What to produce ->
The listing below is the input. Say how many of its lines contain "świetlówka", giving the number alone.

Data provided ->

= = = = =

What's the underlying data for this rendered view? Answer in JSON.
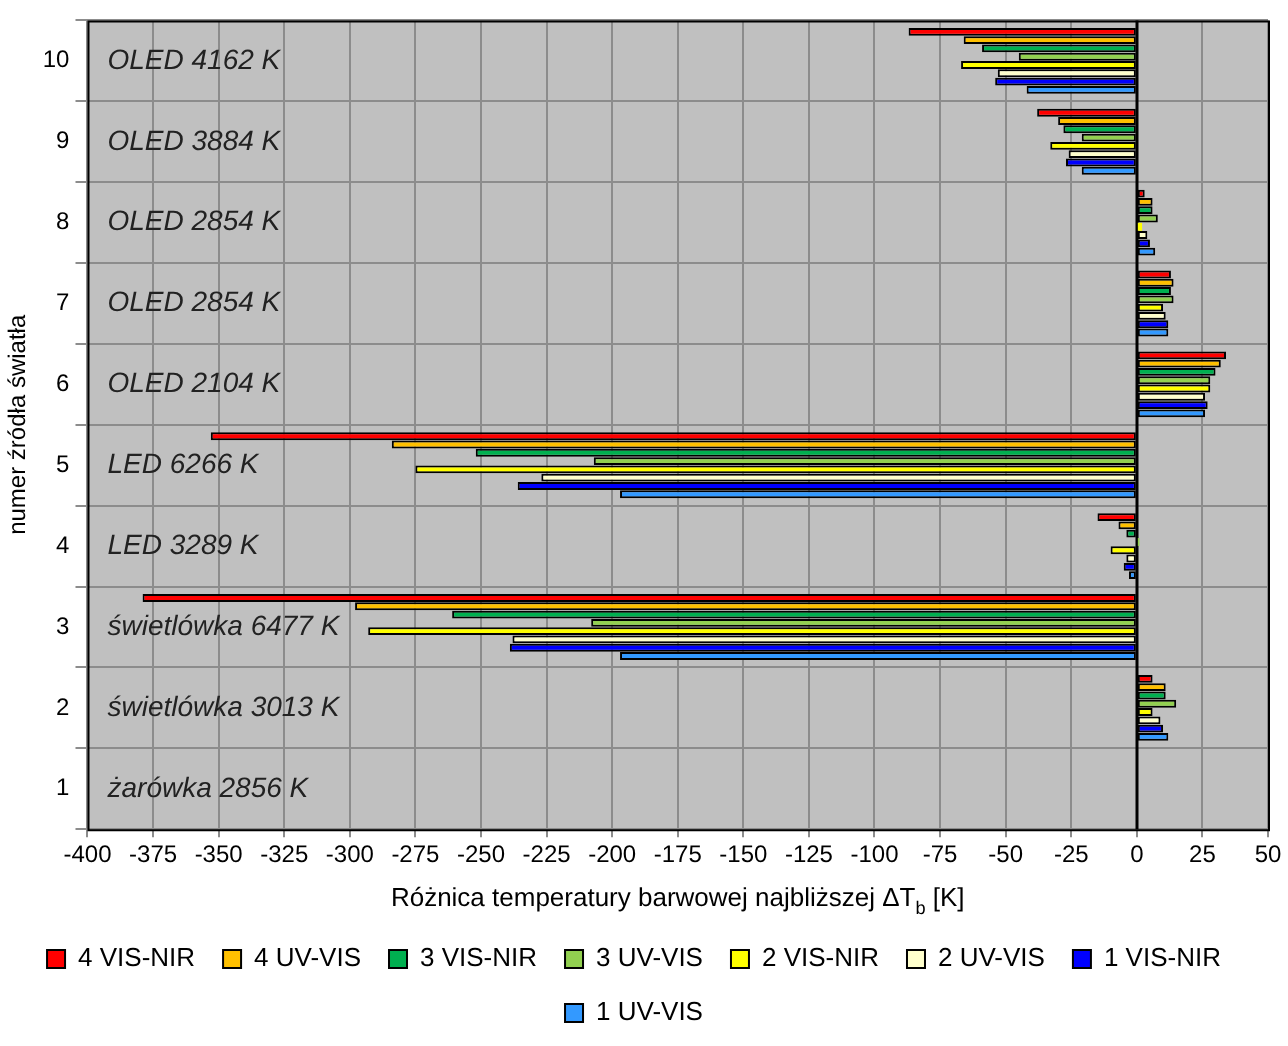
{
  "chart_data": {
    "type": "bar",
    "orientation": "horizontal",
    "xlabel": "Różnica temperatury barwowej najbliższej ΔT$_{b}$ [K]",
    "ylabel": "numer źródła światła",
    "categories": [
      "10",
      "9",
      "8",
      "7",
      "6",
      "5",
      "4",
      "3",
      "2",
      "1"
    ],
    "series": [
      {
        "name": "4 VIS-NIR",
        "color": "#ff0000",
        "values": [
          -87,
          -38,
          3,
          13,
          34,
          -353,
          -15,
          -379,
          6,
          0
        ]
      },
      {
        "name": "4 UV-VIS",
        "color": "#ffc000",
        "values": [
          -66,
          -30,
          6,
          14,
          32,
          -284,
          -7,
          -298,
          11,
          0
        ]
      },
      {
        "name": "3 VIS-NIR",
        "color": "#00b050",
        "values": [
          -59,
          -28,
          6,
          13,
          30,
          -252,
          -4,
          -261,
          11,
          0
        ]
      },
      {
        "name": "3 UV-VIS",
        "color": "#92d050",
        "values": [
          -45,
          -21,
          8,
          14,
          28,
          -207,
          1,
          -208,
          15,
          0
        ]
      },
      {
        "name": "2 VIS-NIR",
        "color": "#ffff00",
        "values": [
          -67,
          -33,
          2,
          10,
          28,
          -275,
          -10,
          -293,
          6,
          0
        ]
      },
      {
        "name": "2 UV-VIS",
        "color": "#ffffcc",
        "values": [
          -53,
          -26,
          4,
          11,
          26,
          -227,
          -4,
          -238,
          9,
          0
        ]
      },
      {
        "name": "1 VIS-NIR",
        "color": "#0000ff",
        "values": [
          -54,
          -27,
          5,
          12,
          27,
          -236,
          -5,
          -239,
          10,
          0
        ]
      },
      {
        "name": "1 UV-VIS",
        "color": "#3399ff",
        "values": [
          -42,
          -21,
          7,
          12,
          26,
          -197,
          -3,
          -197,
          12,
          0
        ]
      }
    ],
    "xlim": [
      -400,
      50
    ],
    "xticks": [
      -400,
      -375,
      -350,
      -325,
      -300,
      -275,
      -250,
      -225,
      -200,
      -175,
      -150,
      -125,
      -100,
      -75,
      -50,
      -25,
      0,
      25,
      50
    ],
    "grid": true,
    "legend": "bottom",
    "annotations": [
      "OLED 4162 K",
      "OLED 3884 K",
      "OLED 2854 K",
      "OLED 2854 K",
      "OLED 2104 K",
      "LED 6266 K",
      "LED 3289 K",
      "świetlówka 6477 K",
      "świetlówka 3013 K",
      "żarówka 2856 K"
    ]
  }
}
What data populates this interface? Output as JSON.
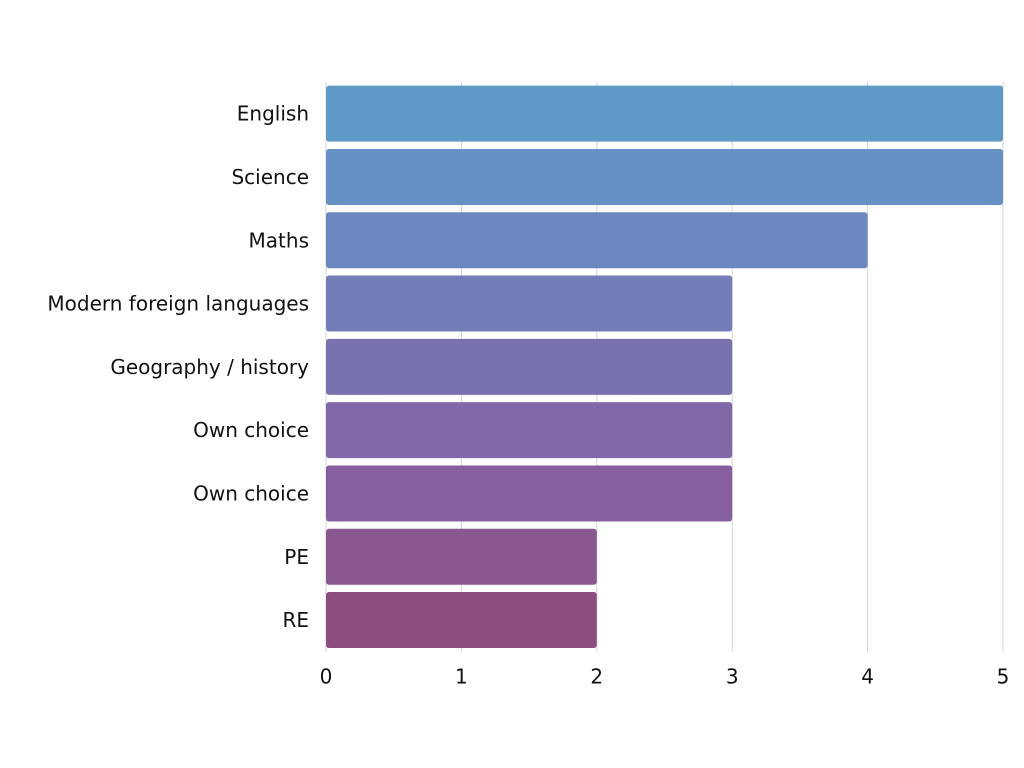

= = = = =

Reply to the exercise ->
2